Problem requirements:
Pick out every line in the data below that holds "resourceVersion".

### Record list ###

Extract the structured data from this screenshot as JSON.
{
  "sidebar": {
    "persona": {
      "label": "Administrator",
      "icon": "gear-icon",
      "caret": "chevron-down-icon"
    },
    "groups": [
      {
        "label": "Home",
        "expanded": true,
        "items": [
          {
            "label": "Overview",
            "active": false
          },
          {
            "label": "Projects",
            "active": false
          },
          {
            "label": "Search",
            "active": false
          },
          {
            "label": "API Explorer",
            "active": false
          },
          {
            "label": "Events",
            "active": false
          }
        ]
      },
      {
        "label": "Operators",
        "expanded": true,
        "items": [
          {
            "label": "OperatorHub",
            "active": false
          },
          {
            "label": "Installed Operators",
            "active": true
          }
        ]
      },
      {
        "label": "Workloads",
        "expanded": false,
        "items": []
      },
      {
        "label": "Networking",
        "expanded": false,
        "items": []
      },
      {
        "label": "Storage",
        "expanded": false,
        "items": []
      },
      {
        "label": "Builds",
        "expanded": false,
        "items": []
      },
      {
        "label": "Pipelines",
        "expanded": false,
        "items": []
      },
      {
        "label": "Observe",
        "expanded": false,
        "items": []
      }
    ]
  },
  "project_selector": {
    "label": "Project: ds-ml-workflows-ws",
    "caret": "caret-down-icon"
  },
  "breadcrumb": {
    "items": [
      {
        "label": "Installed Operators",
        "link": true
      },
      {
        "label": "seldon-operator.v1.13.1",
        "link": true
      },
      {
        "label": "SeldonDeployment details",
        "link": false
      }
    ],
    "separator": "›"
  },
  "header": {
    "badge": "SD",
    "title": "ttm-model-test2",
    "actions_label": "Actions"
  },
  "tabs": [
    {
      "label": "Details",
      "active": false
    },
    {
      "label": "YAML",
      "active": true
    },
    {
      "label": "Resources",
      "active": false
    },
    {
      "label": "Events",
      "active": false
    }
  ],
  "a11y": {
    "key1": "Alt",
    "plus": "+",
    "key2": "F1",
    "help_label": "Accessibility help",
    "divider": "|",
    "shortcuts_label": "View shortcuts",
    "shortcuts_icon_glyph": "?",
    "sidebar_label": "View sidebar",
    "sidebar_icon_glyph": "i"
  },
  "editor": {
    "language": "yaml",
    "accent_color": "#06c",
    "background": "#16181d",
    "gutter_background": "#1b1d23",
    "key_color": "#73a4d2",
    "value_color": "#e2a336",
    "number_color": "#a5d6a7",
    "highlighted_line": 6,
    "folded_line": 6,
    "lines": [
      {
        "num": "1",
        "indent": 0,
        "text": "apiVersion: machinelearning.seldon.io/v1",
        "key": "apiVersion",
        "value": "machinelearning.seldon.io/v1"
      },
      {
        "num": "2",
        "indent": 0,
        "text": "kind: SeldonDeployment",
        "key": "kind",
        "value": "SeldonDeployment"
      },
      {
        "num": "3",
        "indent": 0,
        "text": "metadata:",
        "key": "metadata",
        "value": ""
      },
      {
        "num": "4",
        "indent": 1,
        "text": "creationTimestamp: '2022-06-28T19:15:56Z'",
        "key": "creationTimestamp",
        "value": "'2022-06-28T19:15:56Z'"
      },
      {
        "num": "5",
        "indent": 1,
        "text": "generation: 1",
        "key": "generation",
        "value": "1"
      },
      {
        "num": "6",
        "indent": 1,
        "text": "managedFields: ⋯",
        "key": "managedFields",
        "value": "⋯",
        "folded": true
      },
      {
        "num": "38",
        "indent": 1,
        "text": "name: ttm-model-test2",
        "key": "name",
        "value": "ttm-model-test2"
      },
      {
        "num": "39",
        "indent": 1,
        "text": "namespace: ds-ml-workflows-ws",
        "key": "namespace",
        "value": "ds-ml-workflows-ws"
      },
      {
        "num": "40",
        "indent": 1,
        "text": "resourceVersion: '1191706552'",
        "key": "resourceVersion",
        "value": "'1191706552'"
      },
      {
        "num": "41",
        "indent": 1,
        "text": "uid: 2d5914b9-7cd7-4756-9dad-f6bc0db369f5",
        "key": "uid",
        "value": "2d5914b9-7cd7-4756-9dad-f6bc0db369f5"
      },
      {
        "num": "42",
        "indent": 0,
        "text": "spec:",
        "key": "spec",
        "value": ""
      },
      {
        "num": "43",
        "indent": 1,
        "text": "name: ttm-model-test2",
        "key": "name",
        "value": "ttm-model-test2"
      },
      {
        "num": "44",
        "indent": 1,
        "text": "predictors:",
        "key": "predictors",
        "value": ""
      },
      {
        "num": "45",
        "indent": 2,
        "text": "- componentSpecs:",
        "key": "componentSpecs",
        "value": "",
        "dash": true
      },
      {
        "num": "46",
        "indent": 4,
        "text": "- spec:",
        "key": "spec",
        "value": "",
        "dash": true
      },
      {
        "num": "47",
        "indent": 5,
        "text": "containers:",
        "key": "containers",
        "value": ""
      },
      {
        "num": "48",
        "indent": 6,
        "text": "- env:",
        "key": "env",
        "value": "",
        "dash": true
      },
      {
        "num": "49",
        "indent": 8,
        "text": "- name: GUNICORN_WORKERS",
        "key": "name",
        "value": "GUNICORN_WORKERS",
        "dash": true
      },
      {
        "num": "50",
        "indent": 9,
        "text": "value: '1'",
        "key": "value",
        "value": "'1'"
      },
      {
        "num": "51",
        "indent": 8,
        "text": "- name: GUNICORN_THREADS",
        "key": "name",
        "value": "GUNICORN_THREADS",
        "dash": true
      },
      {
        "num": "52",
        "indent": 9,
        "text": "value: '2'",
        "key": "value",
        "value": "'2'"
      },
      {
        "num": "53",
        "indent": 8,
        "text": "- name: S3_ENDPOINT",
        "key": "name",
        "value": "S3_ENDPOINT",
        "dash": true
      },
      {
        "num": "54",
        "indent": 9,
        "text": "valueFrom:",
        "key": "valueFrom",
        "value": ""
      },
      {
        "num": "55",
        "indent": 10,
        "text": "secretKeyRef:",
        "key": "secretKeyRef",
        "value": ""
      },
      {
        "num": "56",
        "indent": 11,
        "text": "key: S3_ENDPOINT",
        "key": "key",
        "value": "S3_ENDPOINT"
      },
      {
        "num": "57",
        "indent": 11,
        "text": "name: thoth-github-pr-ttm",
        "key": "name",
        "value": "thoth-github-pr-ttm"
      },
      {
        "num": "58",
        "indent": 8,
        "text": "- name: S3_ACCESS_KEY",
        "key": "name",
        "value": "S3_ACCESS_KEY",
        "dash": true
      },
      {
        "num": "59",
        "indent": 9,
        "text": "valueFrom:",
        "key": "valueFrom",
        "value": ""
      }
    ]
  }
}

###

Full output:
        "text": "resourceVersion: '1191706552'",
        "key": "resourceVersion",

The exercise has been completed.